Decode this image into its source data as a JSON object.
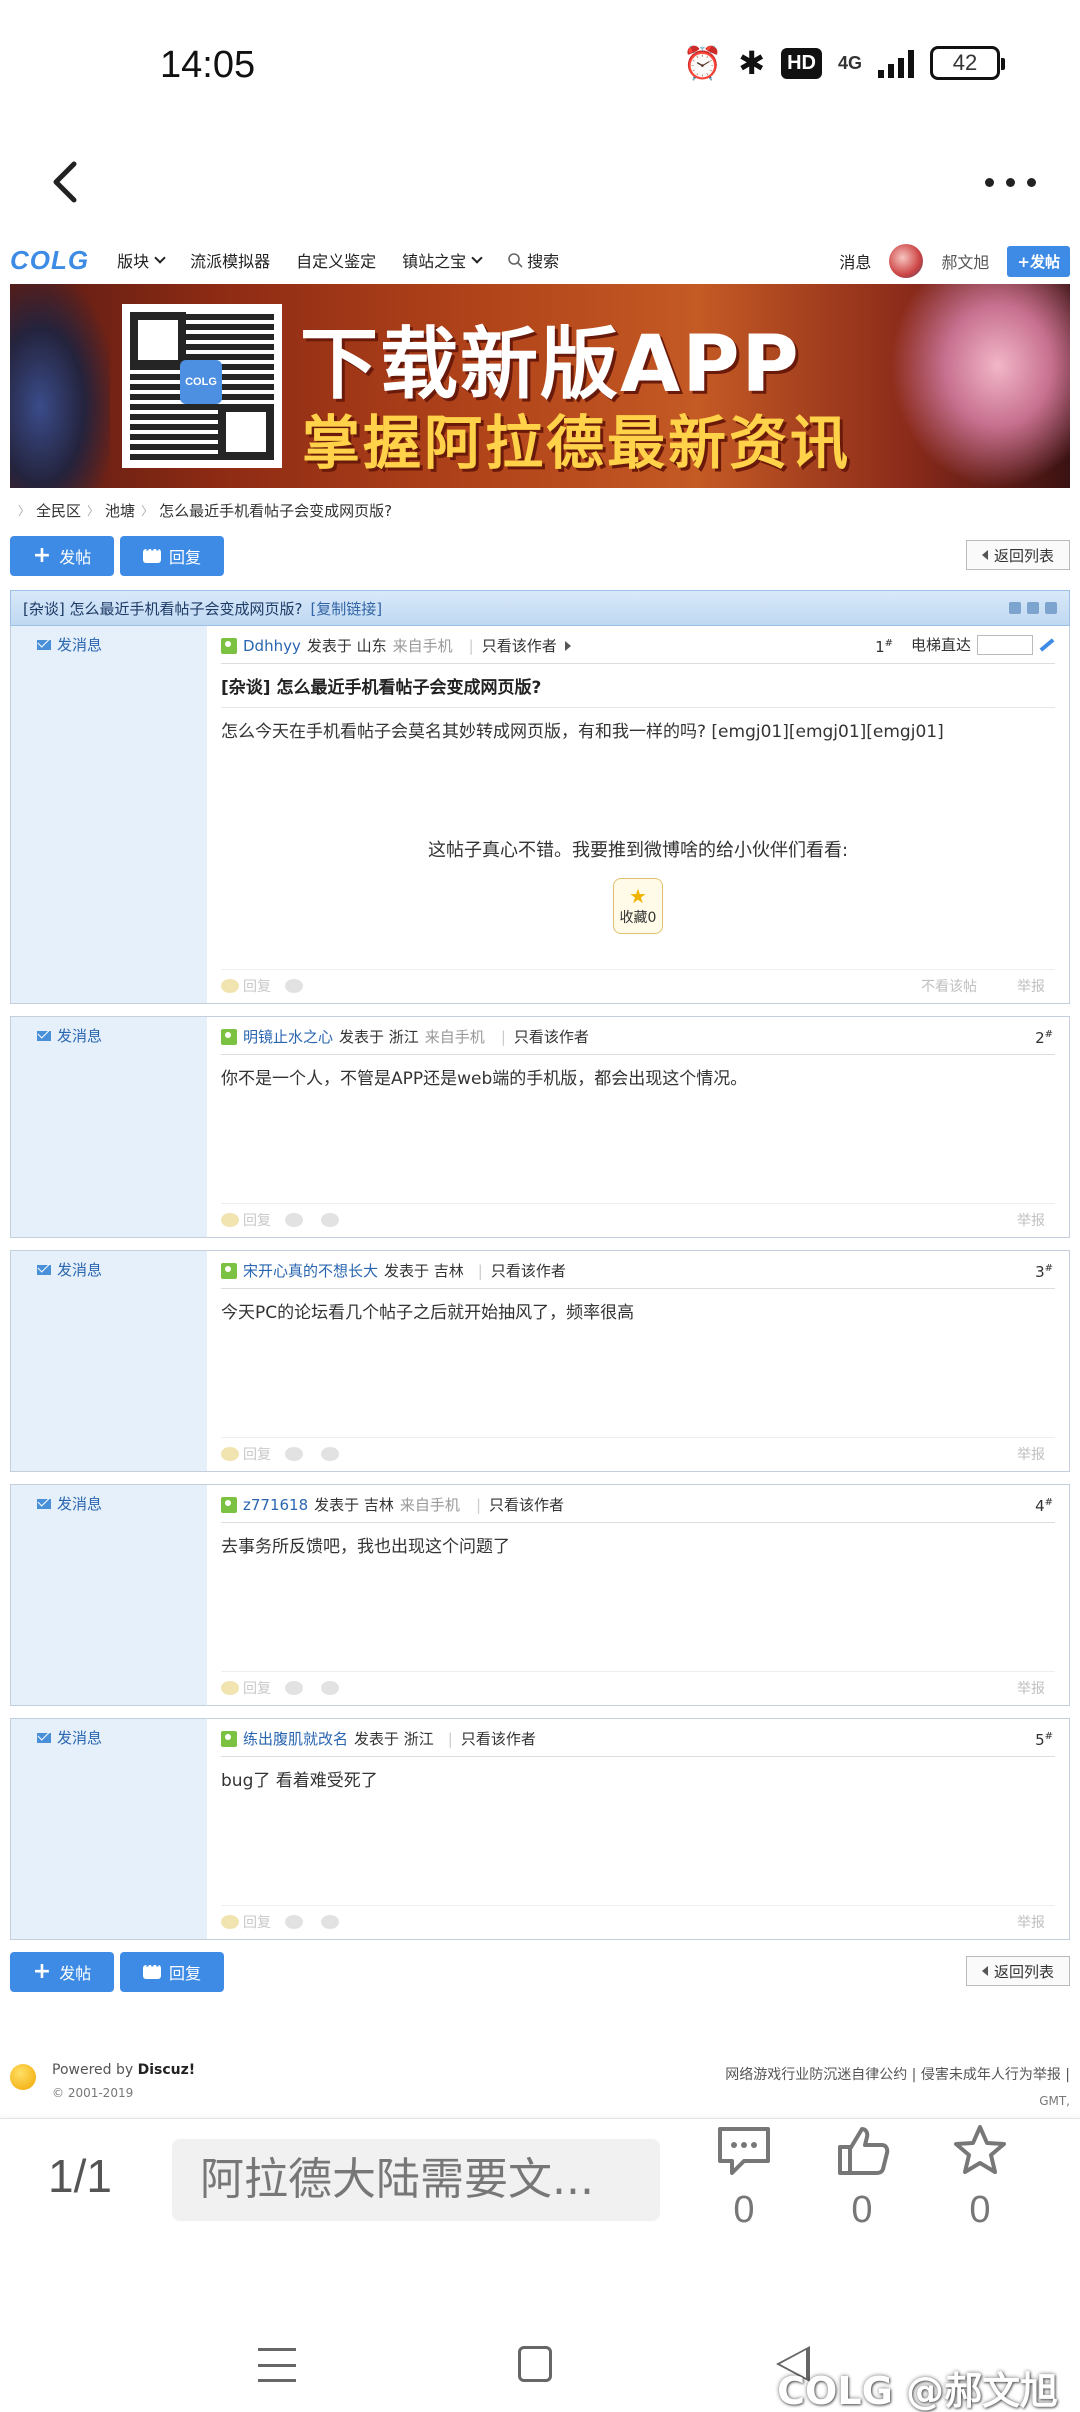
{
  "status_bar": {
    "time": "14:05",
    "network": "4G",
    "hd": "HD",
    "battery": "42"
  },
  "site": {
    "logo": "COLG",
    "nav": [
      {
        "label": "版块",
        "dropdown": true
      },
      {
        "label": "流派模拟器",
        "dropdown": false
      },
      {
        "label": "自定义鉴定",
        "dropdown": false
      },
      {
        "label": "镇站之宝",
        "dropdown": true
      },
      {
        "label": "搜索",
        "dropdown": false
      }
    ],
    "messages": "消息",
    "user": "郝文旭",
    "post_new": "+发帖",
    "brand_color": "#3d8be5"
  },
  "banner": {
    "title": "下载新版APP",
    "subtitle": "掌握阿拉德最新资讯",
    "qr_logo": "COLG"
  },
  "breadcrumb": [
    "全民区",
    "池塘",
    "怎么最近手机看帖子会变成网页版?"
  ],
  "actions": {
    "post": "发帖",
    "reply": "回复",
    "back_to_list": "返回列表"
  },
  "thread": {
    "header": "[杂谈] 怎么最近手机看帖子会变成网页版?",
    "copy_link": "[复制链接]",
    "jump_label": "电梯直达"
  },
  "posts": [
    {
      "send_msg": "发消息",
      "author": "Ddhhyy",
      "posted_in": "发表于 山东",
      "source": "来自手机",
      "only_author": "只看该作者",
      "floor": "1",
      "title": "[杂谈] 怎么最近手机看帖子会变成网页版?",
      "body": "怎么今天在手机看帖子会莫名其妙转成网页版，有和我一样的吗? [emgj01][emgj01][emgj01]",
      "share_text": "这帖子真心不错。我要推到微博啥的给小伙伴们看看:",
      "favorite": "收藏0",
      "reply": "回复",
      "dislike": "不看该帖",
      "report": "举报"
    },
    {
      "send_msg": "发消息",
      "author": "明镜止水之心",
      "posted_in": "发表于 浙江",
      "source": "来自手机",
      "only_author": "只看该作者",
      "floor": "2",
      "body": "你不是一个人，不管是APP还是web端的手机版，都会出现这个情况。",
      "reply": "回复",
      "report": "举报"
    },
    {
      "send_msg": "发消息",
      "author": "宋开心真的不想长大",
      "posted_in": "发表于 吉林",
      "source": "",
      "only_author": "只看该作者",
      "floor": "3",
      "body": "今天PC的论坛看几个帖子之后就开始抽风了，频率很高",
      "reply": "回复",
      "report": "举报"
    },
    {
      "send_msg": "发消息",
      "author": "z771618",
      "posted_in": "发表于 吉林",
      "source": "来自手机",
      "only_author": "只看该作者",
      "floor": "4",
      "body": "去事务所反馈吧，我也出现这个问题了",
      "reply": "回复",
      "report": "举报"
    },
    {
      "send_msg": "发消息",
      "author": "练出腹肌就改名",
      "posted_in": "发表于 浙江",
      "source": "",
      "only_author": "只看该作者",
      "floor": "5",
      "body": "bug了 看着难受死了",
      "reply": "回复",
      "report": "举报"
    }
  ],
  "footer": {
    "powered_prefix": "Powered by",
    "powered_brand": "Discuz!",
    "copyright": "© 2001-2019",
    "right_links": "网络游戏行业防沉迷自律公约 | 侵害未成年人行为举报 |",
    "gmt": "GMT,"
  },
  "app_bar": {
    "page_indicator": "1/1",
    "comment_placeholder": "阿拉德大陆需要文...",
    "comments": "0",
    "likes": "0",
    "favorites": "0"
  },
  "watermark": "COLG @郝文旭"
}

==

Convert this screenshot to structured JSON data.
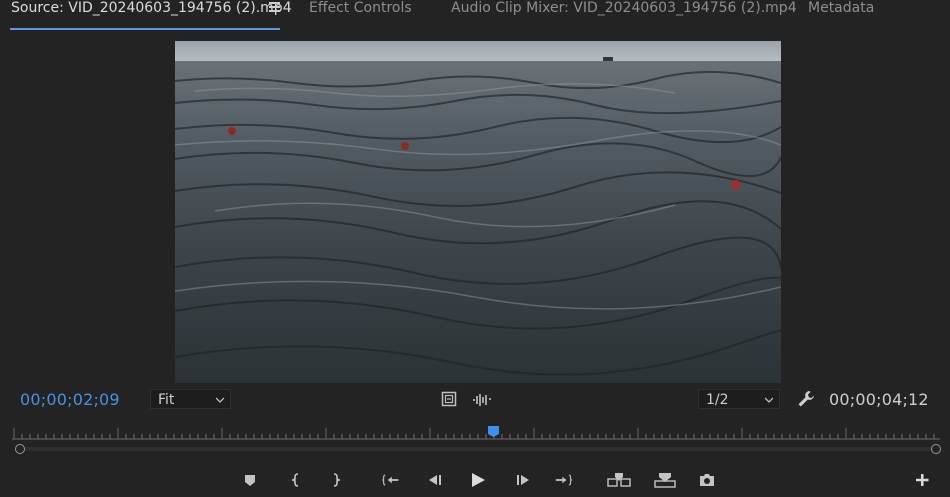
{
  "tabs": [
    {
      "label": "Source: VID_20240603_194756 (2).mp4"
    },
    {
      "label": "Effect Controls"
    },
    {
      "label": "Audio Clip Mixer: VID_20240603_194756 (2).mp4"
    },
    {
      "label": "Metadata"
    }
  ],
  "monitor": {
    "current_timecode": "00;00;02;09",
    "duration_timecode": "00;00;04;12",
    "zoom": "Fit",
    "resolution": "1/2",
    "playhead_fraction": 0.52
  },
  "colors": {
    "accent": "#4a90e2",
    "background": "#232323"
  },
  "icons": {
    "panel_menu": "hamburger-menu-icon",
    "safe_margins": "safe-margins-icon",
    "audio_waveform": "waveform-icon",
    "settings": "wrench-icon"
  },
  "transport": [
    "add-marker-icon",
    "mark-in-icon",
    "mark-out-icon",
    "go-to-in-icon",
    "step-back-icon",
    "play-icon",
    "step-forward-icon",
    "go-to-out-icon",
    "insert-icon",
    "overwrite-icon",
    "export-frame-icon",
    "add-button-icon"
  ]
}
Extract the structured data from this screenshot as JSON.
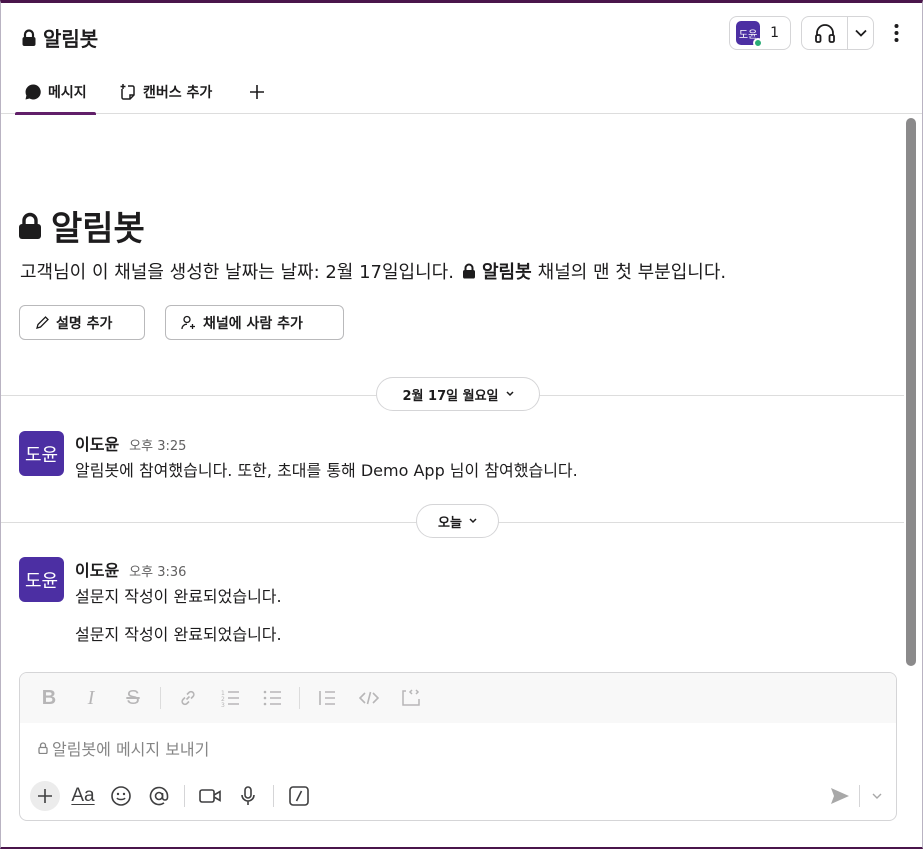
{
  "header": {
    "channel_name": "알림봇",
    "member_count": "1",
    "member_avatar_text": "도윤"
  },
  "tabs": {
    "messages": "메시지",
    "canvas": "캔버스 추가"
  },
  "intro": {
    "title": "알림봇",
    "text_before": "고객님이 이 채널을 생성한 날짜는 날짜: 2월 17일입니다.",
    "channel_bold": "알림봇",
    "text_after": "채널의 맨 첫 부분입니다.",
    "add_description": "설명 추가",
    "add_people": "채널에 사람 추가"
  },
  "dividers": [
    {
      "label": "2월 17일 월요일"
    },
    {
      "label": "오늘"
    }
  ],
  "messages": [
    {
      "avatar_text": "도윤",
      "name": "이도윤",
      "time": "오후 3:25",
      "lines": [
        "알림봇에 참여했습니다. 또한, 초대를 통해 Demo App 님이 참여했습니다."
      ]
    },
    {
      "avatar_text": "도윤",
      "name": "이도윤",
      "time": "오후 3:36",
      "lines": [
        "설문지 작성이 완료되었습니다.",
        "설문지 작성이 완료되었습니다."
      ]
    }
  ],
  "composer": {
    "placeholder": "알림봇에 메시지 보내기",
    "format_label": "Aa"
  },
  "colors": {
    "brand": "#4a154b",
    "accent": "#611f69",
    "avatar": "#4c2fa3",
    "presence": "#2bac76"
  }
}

**Prompt**
Search the listing for the word "screenshot" and return each line that holds it.

**Answer to the exercise**
Convert this screenshot to structured JSON data.
Extract the structured data from this screenshot as JSON.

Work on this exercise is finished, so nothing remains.